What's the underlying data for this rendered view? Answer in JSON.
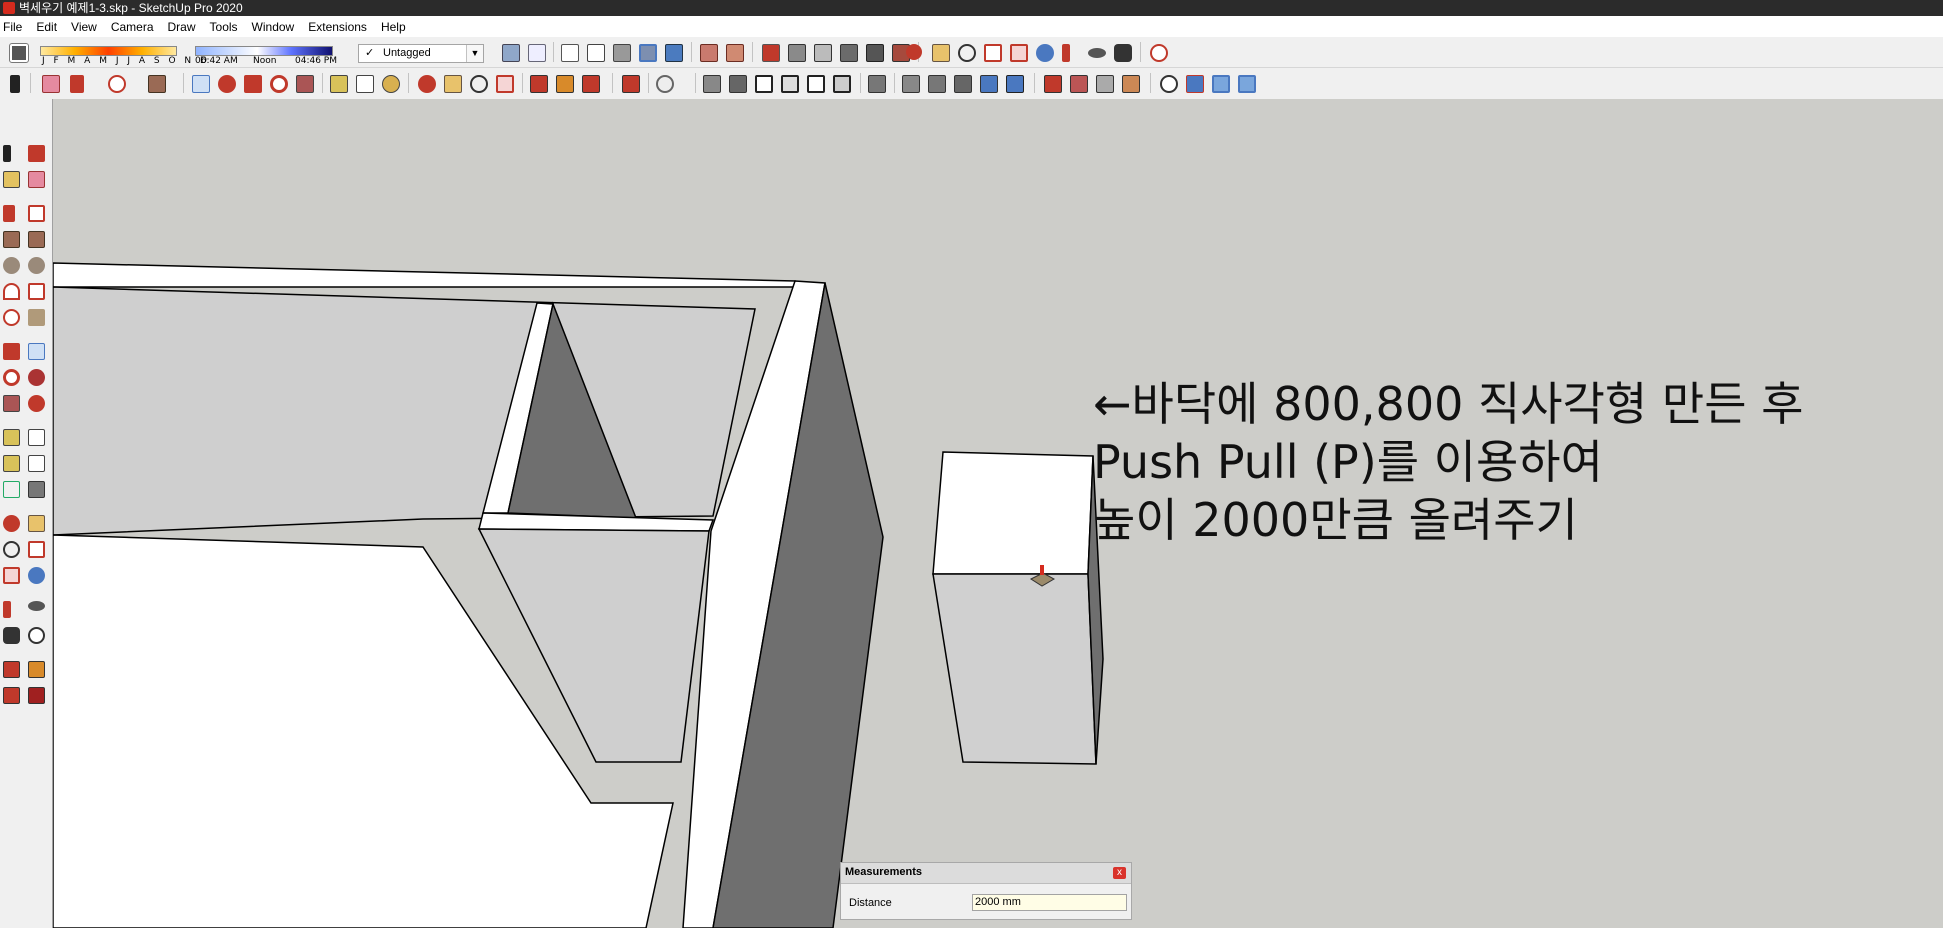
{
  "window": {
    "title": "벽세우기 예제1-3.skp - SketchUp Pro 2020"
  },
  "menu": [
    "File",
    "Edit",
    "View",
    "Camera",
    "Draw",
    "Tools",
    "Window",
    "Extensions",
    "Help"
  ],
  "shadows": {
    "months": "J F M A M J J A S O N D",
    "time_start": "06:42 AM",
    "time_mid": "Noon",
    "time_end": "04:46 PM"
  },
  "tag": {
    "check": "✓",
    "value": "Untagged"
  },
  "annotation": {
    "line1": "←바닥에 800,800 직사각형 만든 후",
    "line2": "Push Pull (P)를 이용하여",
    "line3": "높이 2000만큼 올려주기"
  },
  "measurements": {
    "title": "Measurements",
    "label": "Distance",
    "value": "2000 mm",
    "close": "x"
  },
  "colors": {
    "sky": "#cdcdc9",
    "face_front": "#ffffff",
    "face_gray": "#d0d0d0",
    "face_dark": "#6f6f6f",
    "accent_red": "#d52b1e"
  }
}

> [Aim of the task] Will you restate every entry word for word and omit the images?

> [Solution to the exercise]
What's the underlying data for this rendered view? Answer in JSON.
{
  "window": {
    "title": "벽세우기 예제1-3.skp - SketchUp Pro 2020"
  },
  "menu": [
    "File",
    "Edit",
    "View",
    "Camera",
    "Draw",
    "Tools",
    "Window",
    "Extensions",
    "Help"
  ],
  "shadows": {
    "months": "J F M A M J J A S O N D",
    "time_start": "06:42 AM",
    "time_mid": "Noon",
    "time_end": "04:46 PM"
  },
  "tag": {
    "check": "✓",
    "value": "Untagged"
  },
  "annotation": {
    "line1": "←바닥에 800,800 직사각형 만든 후",
    "line2": "Push Pull (P)를 이용하여",
    "line3": "높이 2000만큼 올려주기"
  },
  "measurements": {
    "title": "Measurements",
    "label": "Distance",
    "value": "2000 mm",
    "close": "x"
  },
  "colors": {
    "sky": "#cdcdc9",
    "face_front": "#ffffff",
    "face_gray": "#d0d0d0",
    "face_dark": "#6f6f6f",
    "accent_red": "#d52b1e"
  }
}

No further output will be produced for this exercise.